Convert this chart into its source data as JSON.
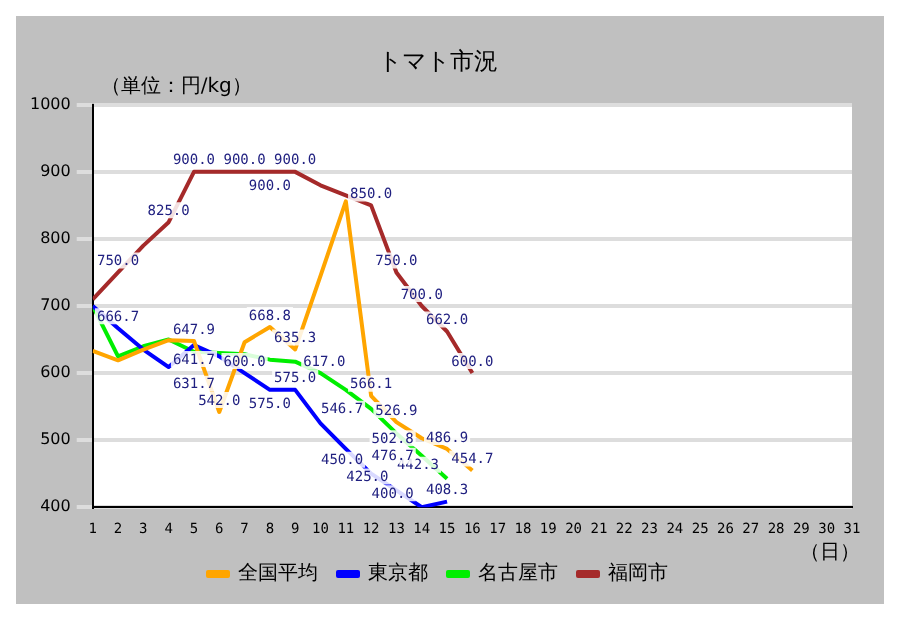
{
  "chart_data": {
    "type": "line",
    "title": "トマト市況",
    "ylabel": "（単位：円/kg）",
    "xlabel": "（日）",
    "x": [
      1,
      2,
      3,
      4,
      5,
      6,
      7,
      8,
      9,
      10,
      11,
      12,
      13,
      14,
      15,
      16
    ],
    "xlim": [
      1,
      31
    ],
    "xticks": [
      1,
      2,
      3,
      4,
      5,
      6,
      7,
      8,
      9,
      10,
      11,
      12,
      13,
      14,
      15,
      16,
      17,
      18,
      19,
      20,
      21,
      22,
      23,
      24,
      25,
      26,
      27,
      28,
      29,
      30,
      31
    ],
    "ylim": [
      400,
      1000
    ],
    "yticks": [
      400,
      500,
      600,
      700,
      800,
      900,
      1000
    ],
    "grid": "y",
    "legend": "bottom",
    "marker": "none",
    "line_style": "solid",
    "series": [
      {
        "name": "全国平均",
        "color": "#ffa500",
        "values": [
          633,
          619,
          635,
          649,
          647.9,
          542,
          646,
          668.8,
          635.3,
          745,
          856,
          566.1,
          526.9,
          502.8,
          486.9,
          454.7
        ],
        "value_labels": [
          null,
          null,
          null,
          null,
          "647.9",
          "542.0",
          null,
          "668.8",
          "635.3",
          null,
          null,
          "566.1",
          "526.9",
          "502.8",
          "486.9",
          "454.7"
        ]
      },
      {
        "name": "東京都",
        "color": "#0000ff",
        "values": [
          700,
          666.7,
          635,
          609,
          641.7,
          625,
          600,
          575,
          575,
          525,
          487,
          450,
          425,
          400,
          408.3,
          null
        ],
        "value_labels": [
          null,
          "666.7",
          null,
          null,
          "641.7",
          null,
          "600.0",
          "575.0",
          "575.0",
          null,
          null,
          "450.0",
          "425.0",
          "400.0",
          "408.3",
          null
        ]
      },
      {
        "name": "名古屋市",
        "color": "#00ee00",
        "values": [
          700,
          625,
          640,
          650,
          631.7,
          630,
          628,
          620,
          617,
          600,
          575,
          546.7,
          510,
          476.7,
          442.3,
          null
        ],
        "value_labels": [
          null,
          null,
          null,
          null,
          "631.7",
          null,
          null,
          null,
          "617.0",
          null,
          null,
          "546.7",
          null,
          "476.7",
          "442.3",
          null
        ]
      },
      {
        "name": "福岡市",
        "color": "#a52a2a",
        "values": [
          710,
          750,
          790,
          825,
          900,
          900,
          900,
          900,
          900,
          880,
          865,
          850,
          750,
          700,
          662,
          600
        ],
        "value_labels": [
          null,
          "750.0",
          null,
          "825.0",
          "900.0",
          null,
          "900.0",
          "900.0",
          "900.0",
          null,
          null,
          "850.0",
          "750.0",
          "700.0",
          "662.0",
          "600.0"
        ]
      }
    ]
  }
}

•••••

(Exercise task)
Reproduce each line of the records exactly, and omit every picture.

(Written solution)
Convert this chart into its source data as JSON.
{
  "chart_data": {
    "type": "line",
    "title": "トマト市況",
    "ylabel": "（単位：円/kg）",
    "xlabel": "（日）",
    "x": [
      1,
      2,
      3,
      4,
      5,
      6,
      7,
      8,
      9,
      10,
      11,
      12,
      13,
      14,
      15,
      16
    ],
    "xlim": [
      1,
      31
    ],
    "xticks": [
      1,
      2,
      3,
      4,
      5,
      6,
      7,
      8,
      9,
      10,
      11,
      12,
      13,
      14,
      15,
      16,
      17,
      18,
      19,
      20,
      21,
      22,
      23,
      24,
      25,
      26,
      27,
      28,
      29,
      30,
      31
    ],
    "ylim": [
      400,
      1000
    ],
    "yticks": [
      400,
      500,
      600,
      700,
      800,
      900,
      1000
    ],
    "grid": "y",
    "legend": "bottom",
    "marker": "none",
    "line_style": "solid",
    "series": [
      {
        "name": "全国平均",
        "color": "#ffa500",
        "values": [
          633,
          619,
          635,
          649,
          647.9,
          542,
          646,
          668.8,
          635.3,
          745,
          856,
          566.1,
          526.9,
          502.8,
          486.9,
          454.7
        ],
        "value_labels": [
          null,
          null,
          null,
          null,
          "647.9",
          "542.0",
          null,
          "668.8",
          "635.3",
          null,
          null,
          "566.1",
          "526.9",
          "502.8",
          "486.9",
          "454.7"
        ]
      },
      {
        "name": "東京都",
        "color": "#0000ff",
        "values": [
          700,
          666.7,
          635,
          609,
          641.7,
          625,
          600,
          575,
          575,
          525,
          487,
          450,
          425,
          400,
          408.3,
          null
        ],
        "value_labels": [
          null,
          "666.7",
          null,
          null,
          "641.7",
          null,
          "600.0",
          "575.0",
          "575.0",
          null,
          null,
          "450.0",
          "425.0",
          "400.0",
          "408.3",
          null
        ]
      },
      {
        "name": "名古屋市",
        "color": "#00ee00",
        "values": [
          700,
          625,
          640,
          650,
          631.7,
          630,
          628,
          620,
          617,
          600,
          575,
          546.7,
          510,
          476.7,
          442.3,
          null
        ],
        "value_labels": [
          null,
          null,
          null,
          null,
          "631.7",
          null,
          null,
          null,
          "617.0",
          null,
          null,
          "546.7",
          null,
          "476.7",
          "442.3",
          null
        ]
      },
      {
        "name": "福岡市",
        "color": "#a52a2a",
        "values": [
          710,
          750,
          790,
          825,
          900,
          900,
          900,
          900,
          900,
          880,
          865,
          850,
          750,
          700,
          662,
          600
        ],
        "value_labels": [
          null,
          "750.0",
          null,
          "825.0",
          "900.0",
          null,
          "900.0",
          "900.0",
          "900.0",
          null,
          null,
          "850.0",
          "750.0",
          "700.0",
          "662.0",
          "600.0"
        ]
      }
    ]
  }
}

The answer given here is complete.